◆ Directive ◆
All entries must be extracted exactly, with nothing added or dropped.

◆ Stored rows ◆

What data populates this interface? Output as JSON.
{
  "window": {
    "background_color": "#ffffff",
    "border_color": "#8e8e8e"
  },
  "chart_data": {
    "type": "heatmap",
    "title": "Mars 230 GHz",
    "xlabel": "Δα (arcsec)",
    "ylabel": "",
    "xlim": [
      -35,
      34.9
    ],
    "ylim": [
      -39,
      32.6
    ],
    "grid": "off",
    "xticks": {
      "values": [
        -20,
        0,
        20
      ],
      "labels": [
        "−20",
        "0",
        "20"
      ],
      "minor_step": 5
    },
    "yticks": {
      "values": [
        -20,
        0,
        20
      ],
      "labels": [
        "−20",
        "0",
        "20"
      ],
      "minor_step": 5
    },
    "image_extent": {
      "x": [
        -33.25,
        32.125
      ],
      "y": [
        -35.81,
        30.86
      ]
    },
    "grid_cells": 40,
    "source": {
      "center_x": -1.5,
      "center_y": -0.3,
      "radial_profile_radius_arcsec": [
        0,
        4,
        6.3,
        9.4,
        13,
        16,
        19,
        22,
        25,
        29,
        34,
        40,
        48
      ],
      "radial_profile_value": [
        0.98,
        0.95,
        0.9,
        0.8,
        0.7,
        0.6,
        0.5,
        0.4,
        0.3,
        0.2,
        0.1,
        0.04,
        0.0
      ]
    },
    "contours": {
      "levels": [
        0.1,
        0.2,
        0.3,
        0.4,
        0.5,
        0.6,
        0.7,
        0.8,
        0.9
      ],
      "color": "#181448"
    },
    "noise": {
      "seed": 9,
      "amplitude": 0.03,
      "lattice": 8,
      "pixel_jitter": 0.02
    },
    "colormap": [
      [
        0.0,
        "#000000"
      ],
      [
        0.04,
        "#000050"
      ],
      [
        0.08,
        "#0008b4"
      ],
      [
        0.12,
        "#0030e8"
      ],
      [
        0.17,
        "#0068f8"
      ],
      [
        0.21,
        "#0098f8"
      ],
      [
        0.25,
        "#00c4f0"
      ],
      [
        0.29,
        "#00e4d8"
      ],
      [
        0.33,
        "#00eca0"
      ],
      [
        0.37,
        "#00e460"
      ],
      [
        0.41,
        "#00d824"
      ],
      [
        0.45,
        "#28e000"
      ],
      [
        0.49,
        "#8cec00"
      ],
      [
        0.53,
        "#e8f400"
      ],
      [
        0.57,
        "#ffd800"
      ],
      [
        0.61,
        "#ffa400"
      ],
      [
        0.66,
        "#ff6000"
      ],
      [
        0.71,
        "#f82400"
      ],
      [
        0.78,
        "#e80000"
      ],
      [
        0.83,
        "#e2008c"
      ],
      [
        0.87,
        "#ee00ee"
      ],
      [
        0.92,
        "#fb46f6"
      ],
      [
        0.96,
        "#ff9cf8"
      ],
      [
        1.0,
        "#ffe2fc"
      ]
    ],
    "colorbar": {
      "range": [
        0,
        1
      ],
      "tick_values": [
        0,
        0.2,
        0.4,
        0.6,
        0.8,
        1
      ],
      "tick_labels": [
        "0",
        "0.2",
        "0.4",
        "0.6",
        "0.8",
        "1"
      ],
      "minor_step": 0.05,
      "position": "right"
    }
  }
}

◆ Written response ◆
What data populates this interface? Output as JSON.
{
  "window": {
    "background_color": "#ffffff",
    "border_color": "#8e8e8e"
  },
  "chart_data": {
    "type": "heatmap",
    "title": "Mars 230 GHz",
    "xlabel": "Δα (arcsec)",
    "ylabel": "",
    "xlim": [
      -35,
      34.9
    ],
    "ylim": [
      -39,
      32.6
    ],
    "grid": "off",
    "xticks": {
      "values": [
        -20,
        0,
        20
      ],
      "labels": [
        "−20",
        "0",
        "20"
      ],
      "minor_step": 5
    },
    "yticks": {
      "values": [
        -20,
        0,
        20
      ],
      "labels": [
        "−20",
        "0",
        "20"
      ],
      "minor_step": 5
    },
    "image_extent": {
      "x": [
        -33.25,
        32.125
      ],
      "y": [
        -35.81,
        30.86
      ]
    },
    "grid_cells": 40,
    "source": {
      "center_x": -1.5,
      "center_y": -0.3,
      "radial_profile_radius_arcsec": [
        0,
        4,
        6.3,
        9.4,
        13,
        16,
        19,
        22,
        25,
        29,
        34,
        40,
        48
      ],
      "radial_profile_value": [
        0.98,
        0.95,
        0.9,
        0.8,
        0.7,
        0.6,
        0.5,
        0.4,
        0.3,
        0.2,
        0.1,
        0.04,
        0.0
      ]
    },
    "contours": {
      "levels": [
        0.1,
        0.2,
        0.3,
        0.4,
        0.5,
        0.6,
        0.7,
        0.8,
        0.9
      ],
      "color": "#181448"
    },
    "noise": {
      "seed": 9,
      "amplitude": 0.03,
      "lattice": 8,
      "pixel_jitter": 0.02
    },
    "colormap": [
      [
        0.0,
        "#000000"
      ],
      [
        0.04,
        "#000050"
      ],
      [
        0.08,
        "#0008b4"
      ],
      [
        0.12,
        "#0030e8"
      ],
      [
        0.17,
        "#0068f8"
      ],
      [
        0.21,
        "#0098f8"
      ],
      [
        0.25,
        "#00c4f0"
      ],
      [
        0.29,
        "#00e4d8"
      ],
      [
        0.33,
        "#00eca0"
      ],
      [
        0.37,
        "#00e460"
      ],
      [
        0.41,
        "#00d824"
      ],
      [
        0.45,
        "#28e000"
      ],
      [
        0.49,
        "#8cec00"
      ],
      [
        0.53,
        "#e8f400"
      ],
      [
        0.57,
        "#ffd800"
      ],
      [
        0.61,
        "#ffa400"
      ],
      [
        0.66,
        "#ff6000"
      ],
      [
        0.71,
        "#f82400"
      ],
      [
        0.78,
        "#e80000"
      ],
      [
        0.83,
        "#e2008c"
      ],
      [
        0.87,
        "#ee00ee"
      ],
      [
        0.92,
        "#fb46f6"
      ],
      [
        0.96,
        "#ff9cf8"
      ],
      [
        1.0,
        "#ffe2fc"
      ]
    ],
    "colorbar": {
      "range": [
        0,
        1
      ],
      "tick_values": [
        0,
        0.2,
        0.4,
        0.6,
        0.8,
        1
      ],
      "tick_labels": [
        "0",
        "0.2",
        "0.4",
        "0.6",
        "0.8",
        "1"
      ],
      "minor_step": 0.05,
      "position": "right"
    }
  }
}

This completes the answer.